» **Instructions for the task**
Keep only the lines of the listing that include the word "image", and copy them.

_ _ _ _

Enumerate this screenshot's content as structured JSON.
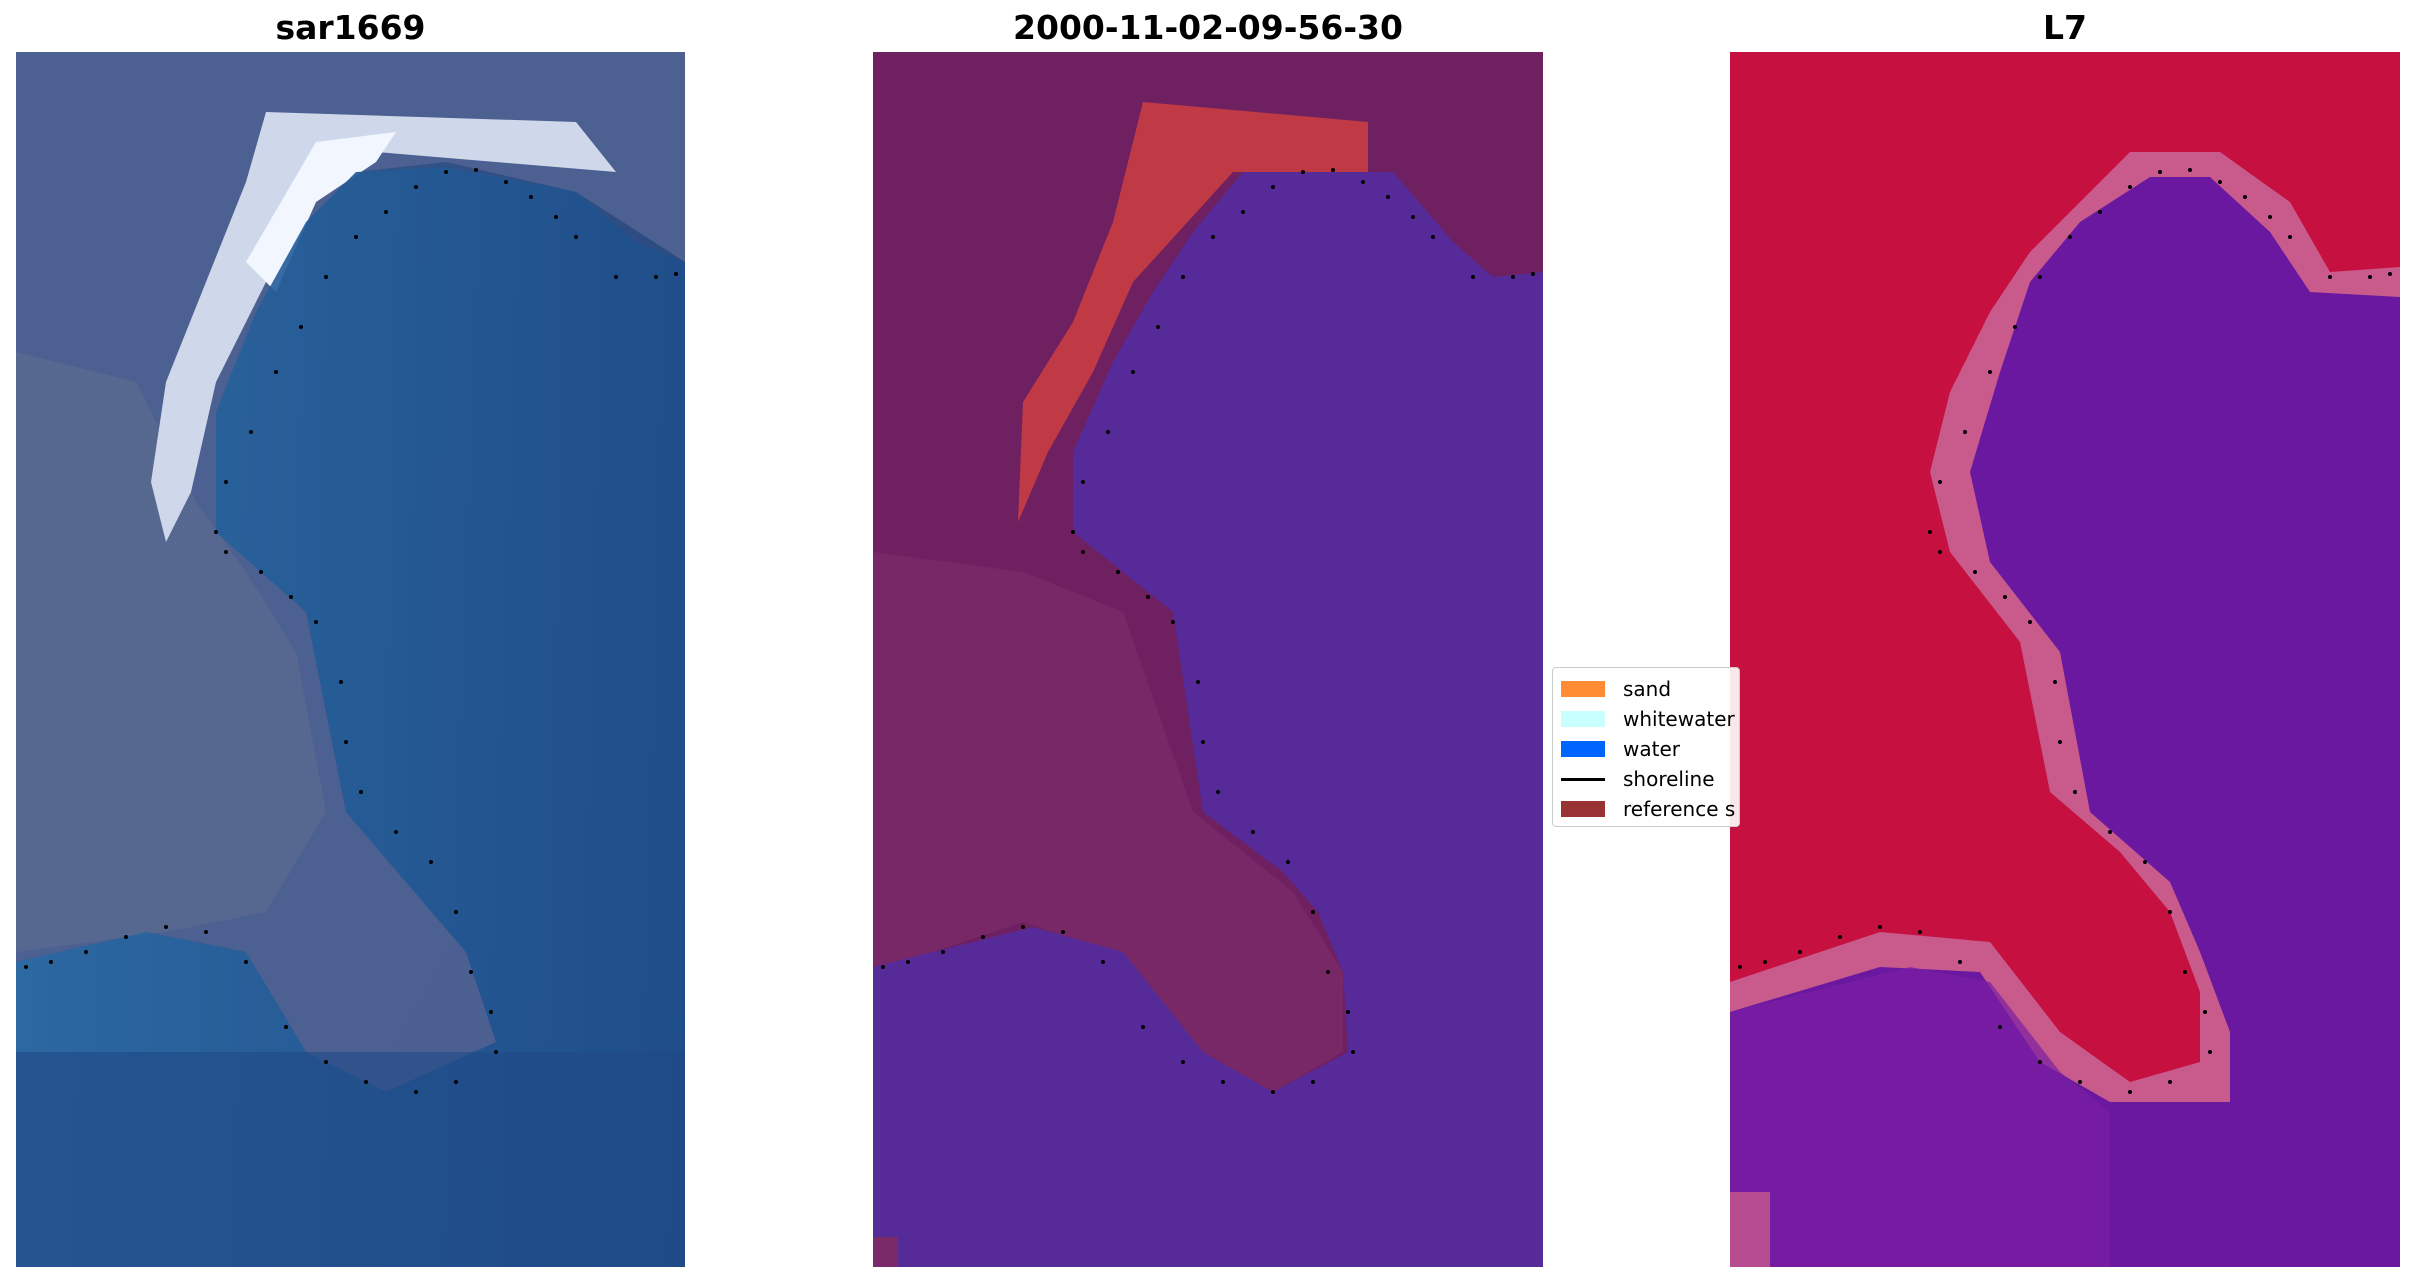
{
  "panels": [
    {
      "title": "sar1669",
      "icon": "satellite-rgb-image"
    },
    {
      "title": "2000-11-02-09-56-30",
      "icon": "classified-image"
    },
    {
      "title": "L7",
      "icon": "mndwi-image"
    }
  ],
  "legend": {
    "items": [
      {
        "label": "sand",
        "color": "#ff8c32",
        "kind": "patch"
      },
      {
        "label": "whitewater",
        "color": "#c8ffff",
        "kind": "patch"
      },
      {
        "label": "water",
        "color": "#0064ff",
        "kind": "patch"
      },
      {
        "label": "shoreline",
        "color": "#000000",
        "kind": "line"
      },
      {
        "label": "reference s",
        "color": "#993333",
        "kind": "patch"
      }
    ]
  },
  "colors": {
    "sar_water": "#1f4f88",
    "sar_land": "#4a5a86",
    "sar_white": "#e8eef8",
    "class_land": "#6e2060",
    "class_water": "#572a9a",
    "class_sand": "#c03a46",
    "mndwi_land": "#c61040",
    "mndwi_water": "#6a18a0",
    "mndwi_edge": "#c85a8c",
    "shoreline_dot": "#000000"
  }
}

_ _ _ _

» **Written response**
      "icon": "satellite-rgb-image"
      "icon": "classified-image"
      "icon": "mndwi-image"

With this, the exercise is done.